### Written request
In the material below, find all lines with the string "physics" and copy them.

[Entries from a dataset]
-------

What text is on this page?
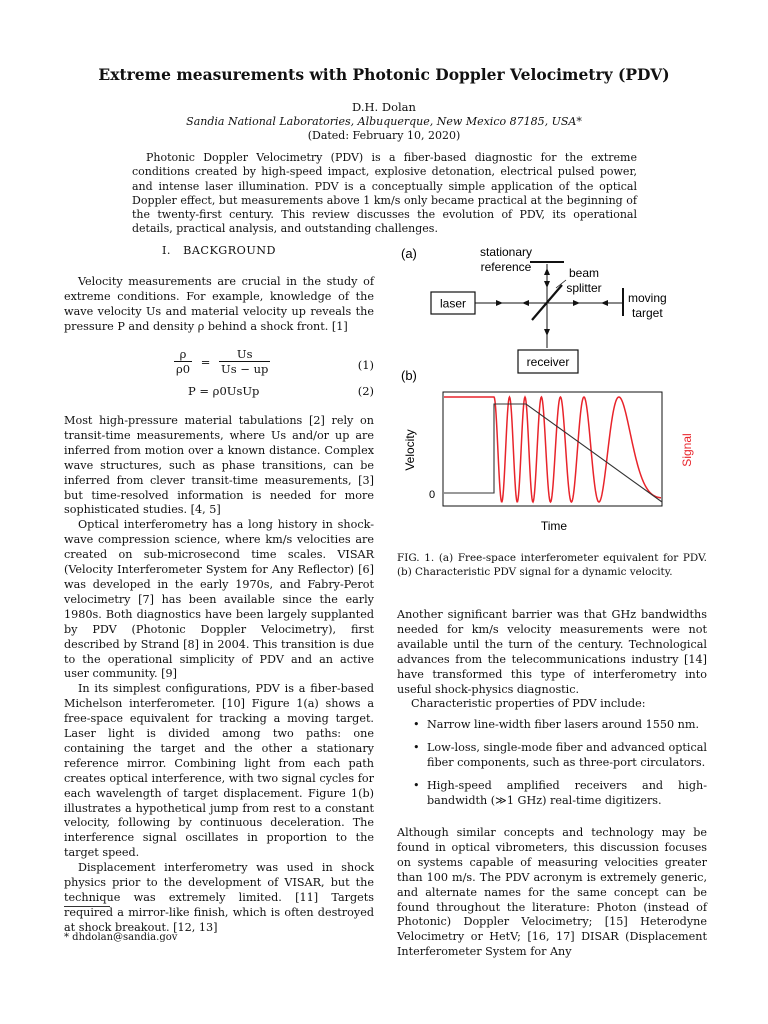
Extreme measurements with Photonic Doppler Velocimetry (PDV)
D.H. Dolan
Sandia National Laboratories, Albuquerque, New Mexico 87185, USA*
(Dated: February 10, 2020)
Photonic Doppler Velocimetry (PDV) is a fiber-based diagnostic for the extreme conditions created by high-speed impact, explosive detonation, electrical pulsed power, and intense laser illumination. PDV is a conceptually simple application of the optical Doppler effect, but measurements above 1 km/s only became practical at the beginning of the twenty-first century. This review discusses the evolution of PDV, its operational details, practical analysis, and outstanding challenges.
I. BACKGROUND

Velocity measurements are crucial in the study of extreme conditions. For example, knowledge of the wave velocity Us and material velocity up reveals the pressure P and density ρ behind a shock front. [1]

$\frac{\rho}{\rho 0} = \frac{Us}{Us - up}$	(1)
P = ρ0UsUp	(2)

Most high-pressure material tabulations [2] rely on transit-time measurements, where Us and/or up are inferred from motion over a known distance. Complex wave structures, such as phase transitions, can be inferred from clever transit-time measurements, [3] but time-resolved information is needed for more sophisticated studies. [4, 5]

Optical interferometry has a long history in shock-wave compression science, where km/s velocities are created on sub-microsecond time scales. VISAR (Velocity Interferometer System for Any Reflector) [6] was developed in the early 1970s, and Fabry-Perot velocimetry [7] has been available since the early 1980s. Both diagnostics have been largely supplanted by PDV (Photonic Doppler Velocimetry), first described by Strand [8] in 2004. This transition is due to the operational simplicity of PDV and an active user community. [9]

In its simplest configurations, PDV is a fiber-based Michelson interferometer. [10] Figure 1(a) shows a free-space equivalent for tracking a moving target. Laser light is divided among two paths: one containing the target and the other a stationary reference mirror. Combining light from each path creates optical interference, with two signal cycles for each wavelength of target displacement. Figure 1(b) illustrates a hypothetical jump from rest to a constant velocity, following by continuous deceleration. The interference signal oscillates in proportion to the target speed.

Displacement interferometry was used in shock physics prior to the development of VISAR, but the technique was extremely limited. [11] Targets required a mirror-like finish, which is often destroyed at shock breakout. [12, 13]

* dhdolan@sandia.gov
(a)	stationary
reference	beam
splitter
laser	moving
target
receiver
(b)
Velocity	Signal
0
Time
FIG. 1. (a) Free-space interferometer equivalent for PDV. (b) Characteristic PDV signal for a dynamic velocity.

Another significant barrier was that GHz bandwidths needed for km/s velocity measurements were not available until the turn of the century. Technological advances from the telecommunications industry [14] have transformed this type of interferometry into useful shock-physics diagnostic.

Characteristic properties of PDV include:

• Narrow line-width fiber lasers around 1550 nm.
• Low-loss, single-mode fiber and advanced optical fiber components, such as three-port circulators.
• High-speed amplified receivers and high-bandwidth (≫1 GHz) real-time digitizers.

Although similar concepts and technology may be found in optical vibrometers, this discussion focuses on systems capable of measuring velocities greater than 100 m/s. The PDV acronym is extremely generic, and alternate names for the same concept can be found throughout the literature: Photon (instead of Photonic) Doppler Velocimetry; [15] Heterodyne Velocimetry or HetV; [16, 17] DISAR (Displacement Interferometer System for Any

-------

### The response
Displacement interferometry was used in shock physics prior to the development of VISAR, but the technique was extremely limited. [11] Targets required a mirror-like finish, which is often destroyed at shock breakout. [12, 13]
Another significant barrier was that GHz bandwidths needed for km/s velocity measurements were not available until the turn of the century. Technological advances from the telecommunications industry [14] have transformed this type of interferometry into useful shock-physics diagnostic.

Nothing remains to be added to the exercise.